WORK TO DO:
What follows is a set of records, each of which is to be written out exactly.
═══ INPUT DATA
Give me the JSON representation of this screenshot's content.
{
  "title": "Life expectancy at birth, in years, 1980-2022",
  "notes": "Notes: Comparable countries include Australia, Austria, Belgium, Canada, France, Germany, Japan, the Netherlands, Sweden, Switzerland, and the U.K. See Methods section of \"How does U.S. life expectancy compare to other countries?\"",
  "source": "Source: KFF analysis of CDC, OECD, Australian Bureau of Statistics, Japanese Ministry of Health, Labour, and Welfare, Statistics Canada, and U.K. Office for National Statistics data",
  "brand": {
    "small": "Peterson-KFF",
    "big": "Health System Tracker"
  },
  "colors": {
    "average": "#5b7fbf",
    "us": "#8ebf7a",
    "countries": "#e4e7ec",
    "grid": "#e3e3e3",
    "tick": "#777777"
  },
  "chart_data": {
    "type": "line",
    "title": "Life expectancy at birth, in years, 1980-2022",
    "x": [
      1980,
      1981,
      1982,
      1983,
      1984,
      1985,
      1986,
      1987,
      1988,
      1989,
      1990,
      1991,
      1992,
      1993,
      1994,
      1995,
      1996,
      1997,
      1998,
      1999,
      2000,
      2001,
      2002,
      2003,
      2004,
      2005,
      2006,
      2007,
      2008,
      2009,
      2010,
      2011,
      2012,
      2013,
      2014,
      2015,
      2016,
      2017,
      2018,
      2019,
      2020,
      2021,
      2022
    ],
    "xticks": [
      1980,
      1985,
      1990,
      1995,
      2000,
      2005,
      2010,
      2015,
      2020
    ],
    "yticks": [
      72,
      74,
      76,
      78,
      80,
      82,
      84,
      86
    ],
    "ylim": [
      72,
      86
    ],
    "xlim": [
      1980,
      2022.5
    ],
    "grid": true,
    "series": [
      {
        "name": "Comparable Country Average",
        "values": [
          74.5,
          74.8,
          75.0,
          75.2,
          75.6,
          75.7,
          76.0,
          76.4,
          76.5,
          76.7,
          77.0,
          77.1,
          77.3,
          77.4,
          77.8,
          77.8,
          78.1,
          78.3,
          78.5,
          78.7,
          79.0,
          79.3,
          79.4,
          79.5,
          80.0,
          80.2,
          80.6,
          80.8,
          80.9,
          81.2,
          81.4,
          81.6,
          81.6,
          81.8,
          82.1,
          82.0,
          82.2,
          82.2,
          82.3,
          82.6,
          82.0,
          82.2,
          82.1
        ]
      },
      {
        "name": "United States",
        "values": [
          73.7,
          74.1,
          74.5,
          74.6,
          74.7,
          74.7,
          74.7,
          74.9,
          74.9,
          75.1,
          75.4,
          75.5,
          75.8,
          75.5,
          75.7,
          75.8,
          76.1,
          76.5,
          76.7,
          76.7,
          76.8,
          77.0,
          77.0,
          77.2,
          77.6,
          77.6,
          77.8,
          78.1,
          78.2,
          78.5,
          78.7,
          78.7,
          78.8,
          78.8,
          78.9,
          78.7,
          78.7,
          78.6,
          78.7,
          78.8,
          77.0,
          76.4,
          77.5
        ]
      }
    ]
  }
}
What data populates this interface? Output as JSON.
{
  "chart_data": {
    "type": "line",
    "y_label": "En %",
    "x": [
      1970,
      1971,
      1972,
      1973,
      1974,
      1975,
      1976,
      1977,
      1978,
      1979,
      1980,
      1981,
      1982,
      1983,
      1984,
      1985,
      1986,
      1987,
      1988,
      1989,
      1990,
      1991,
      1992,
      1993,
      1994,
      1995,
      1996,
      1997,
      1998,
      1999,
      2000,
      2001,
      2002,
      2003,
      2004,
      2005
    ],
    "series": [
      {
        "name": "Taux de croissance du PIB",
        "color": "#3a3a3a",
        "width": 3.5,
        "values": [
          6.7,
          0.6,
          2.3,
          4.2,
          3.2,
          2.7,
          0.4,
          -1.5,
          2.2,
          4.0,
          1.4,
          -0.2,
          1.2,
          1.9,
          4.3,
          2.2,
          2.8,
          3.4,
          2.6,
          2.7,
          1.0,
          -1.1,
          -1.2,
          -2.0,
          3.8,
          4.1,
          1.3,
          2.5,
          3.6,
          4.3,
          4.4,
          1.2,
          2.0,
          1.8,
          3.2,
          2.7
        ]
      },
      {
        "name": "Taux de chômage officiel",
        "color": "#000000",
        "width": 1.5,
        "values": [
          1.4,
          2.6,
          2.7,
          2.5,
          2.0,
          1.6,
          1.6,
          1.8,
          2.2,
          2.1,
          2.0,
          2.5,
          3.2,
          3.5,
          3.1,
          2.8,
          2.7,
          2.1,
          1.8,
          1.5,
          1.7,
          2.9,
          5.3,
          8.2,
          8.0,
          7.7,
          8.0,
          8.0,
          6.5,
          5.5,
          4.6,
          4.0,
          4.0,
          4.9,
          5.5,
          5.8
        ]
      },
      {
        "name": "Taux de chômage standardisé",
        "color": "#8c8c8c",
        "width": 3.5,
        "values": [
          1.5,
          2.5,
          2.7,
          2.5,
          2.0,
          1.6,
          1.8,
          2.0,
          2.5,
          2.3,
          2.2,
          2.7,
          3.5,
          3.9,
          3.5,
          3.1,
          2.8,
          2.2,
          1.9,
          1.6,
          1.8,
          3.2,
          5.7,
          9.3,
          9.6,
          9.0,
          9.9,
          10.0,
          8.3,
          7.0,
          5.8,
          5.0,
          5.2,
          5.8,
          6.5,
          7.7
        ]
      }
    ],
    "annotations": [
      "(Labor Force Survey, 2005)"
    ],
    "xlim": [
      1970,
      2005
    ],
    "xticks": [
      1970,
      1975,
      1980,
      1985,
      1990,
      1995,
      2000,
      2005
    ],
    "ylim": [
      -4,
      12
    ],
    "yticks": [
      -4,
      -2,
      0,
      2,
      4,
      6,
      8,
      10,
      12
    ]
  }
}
══════
THE SOLUTION:
Give me the JSON representation of this screenshot's content.
{
  "title": "Life expectancy at birth, in years, 1980-2022",
  "notes": "Notes: Comparable countries include Australia, Austria, Belgium, Canada, France, Germany, Japan, the Netherlands, Sweden, Switzerland, and the U.K. See Methods section of \"How does U.S. life expectancy compare to other countries?\"",
  "source": "Source: KFF analysis of CDC, OECD, Australian Bureau of Statistics, Japanese Ministry of Health, Labour, and Welfare, Statistics Canada, and U.K. Office for National Statistics data",
  "brand": {
    "small": "Peterson-KFF",
    "big": "Health System Tracker"
  },
  "colors": {
    "average": "#5b7fbf",
    "us": "#8ebf7a",
    "countries": "#e4e7ec",
    "grid": "#e3e3e3",
    "tick": "#777777"
  },
  "chart_data": {
    "type": "line",
    "title": "Life expectancy at birth, in years, 1980-2022",
    "x": [
      1980,
      1981,
      1982,
      1983,
      1984,
      1985,
      1986,
      1987,
      1988,
      1989,
      1990,
      1991,
      1992,
      1993,
      1994,
      1995,
      1996,
      1997,
      1998,
      1999,
      2000,
      2001,
      2002,
      2003,
      2004,
      2005,
      2006,
      2007,
      2008,
      2009,
      2010,
      2011,
      2012,
      2013,
      2014,
      2015,
      2016,
      2017,
      2018,
      2019,
      2020,
      2021,
      2022
    ],
    "xticks": [
      1980,
      1985,
      1990,
      1995,
      2000,
      2005,
      2010,
      2015,
      2020
    ],
    "yticks": [
      72,
      74,
      76,
      78,
      80,
      82,
      84,
      86
    ],
    "ylim": [
      72,
      86
    ],
    "xlim": [
      1980,
      2022.5
    ],
    "grid": true,
    "series": [
      {
        "name": "Comparable Country Average",
        "values": [
          74.5,
          74.8,
          75.0,
          75.2,
          75.6,
          75.7,
          76.0,
          76.4,
          76.5,
          76.7,
          77.0,
          77.1,
          77.3,
          77.4,
          77.8,
          77.8,
          78.1,
          78.3,
          78.5,
          78.7,
          79.0,
          79.3,
          79.4,
          79.5,
          80.0,
          80.2,
          80.6,
          80.8,
          80.9,
          81.2,
          81.4,
          81.6,
          81.6,
          81.8,
          82.1,
          82.0,
          82.2,
          82.2,
          82.3,
          82.6,
          82.0,
          82.2,
          82.1
        ]
      },
      {
        "name": "United States",
        "values": [
          73.7,
          74.1,
          74.5,
          74.6,
          74.7,
          74.7,
          74.7,
          74.9,
          74.9,
          75.1,
          75.4,
          75.5,
          75.8,
          75.5,
          75.7,
          75.8,
          76.1,
          76.5,
          76.7,
          76.7,
          76.8,
          77.0,
          77.0,
          77.2,
          77.6,
          77.6,
          77.8,
          78.1,
          78.2,
          78.5,
          78.7,
          78.7,
          78.8,
          78.8,
          78.9,
          78.7,
          78.7,
          78.6,
          78.7,
          78.8,
          77.0,
          76.4,
          77.5
        ]
      }
    ]
  }
}
What data populates this interface? Output as JSON.
{
  "chart_data": {
    "type": "line",
    "y_label": "En %",
    "x": [
      1970,
      1971,
      1972,
      1973,
      1974,
      1975,
      1976,
      1977,
      1978,
      1979,
      1980,
      1981,
      1982,
      1983,
      1984,
      1985,
      1986,
      1987,
      1988,
      1989,
      1990,
      1991,
      1992,
      1993,
      1994,
      1995,
      1996,
      1997,
      1998,
      1999,
      2000,
      2001,
      2002,
      2003,
      2004,
      2005
    ],
    "series": [
      {
        "name": "Taux de croissance du PIB",
        "color": "#3a3a3a",
        "width": 3.5,
        "values": [
          6.7,
          0.6,
          2.3,
          4.2,
          3.2,
          2.7,
          0.4,
          -1.5,
          2.2,
          4.0,
          1.4,
          -0.2,
          1.2,
          1.9,
          4.3,
          2.2,
          2.8,
          3.4,
          2.6,
          2.7,
          1.0,
          -1.1,
          -1.2,
          -2.0,
          3.8,
          4.1,
          1.3,
          2.5,
          3.6,
          4.3,
          4.4,
          1.2,
          2.0,
          1.8,
          3.2,
          2.7
        ]
      },
      {
        "name": "Taux de chômage officiel",
        "color": "#000000",
        "width": 1.5,
        "values": [
          1.4,
          2.6,
          2.7,
          2.5,
          2.0,
          1.6,
          1.6,
          1.8,
          2.2,
          2.1,
          2.0,
          2.5,
          3.2,
          3.5,
          3.1,
          2.8,
          2.7,
          2.1,
          1.8,
          1.5,
          1.7,
          2.9,
          5.3,
          8.2,
          8.0,
          7.7,
          8.0,
          8.0,
          6.5,
          5.5,
          4.6,
          4.0,
          4.0,
          4.9,
          5.5,
          5.8
        ]
      },
      {
        "name": "Taux de chômage standardisé",
        "color": "#8c8c8c",
        "width": 3.5,
        "values": [
          1.5,
          2.5,
          2.7,
          2.5,
          2.0,
          1.6,
          1.8,
          2.0,
          2.5,
          2.3,
          2.2,
          2.7,
          3.5,
          3.9,
          3.5,
          3.1,
          2.8,
          2.2,
          1.9,
          1.6,
          1.8,
          3.2,
          5.7,
          9.3,
          9.6,
          9.0,
          9.9,
          10.0,
          8.3,
          7.0,
          5.8,
          5.0,
          5.2,
          5.8,
          6.5,
          7.7
        ]
      }
    ],
    "annotations": [
      "(Labor Force Survey, 2005)"
    ],
    "xlim": [
      1970,
      2005
    ],
    "xticks": [
      1970,
      1975,
      1980,
      1985,
      1990,
      1995,
      2000,
      2005
    ],
    "ylim": [
      -4,
      12
    ],
    "yticks": [
      -4,
      -2,
      0,
      2,
      4,
      6,
      8,
      10,
      12
    ]
  }
}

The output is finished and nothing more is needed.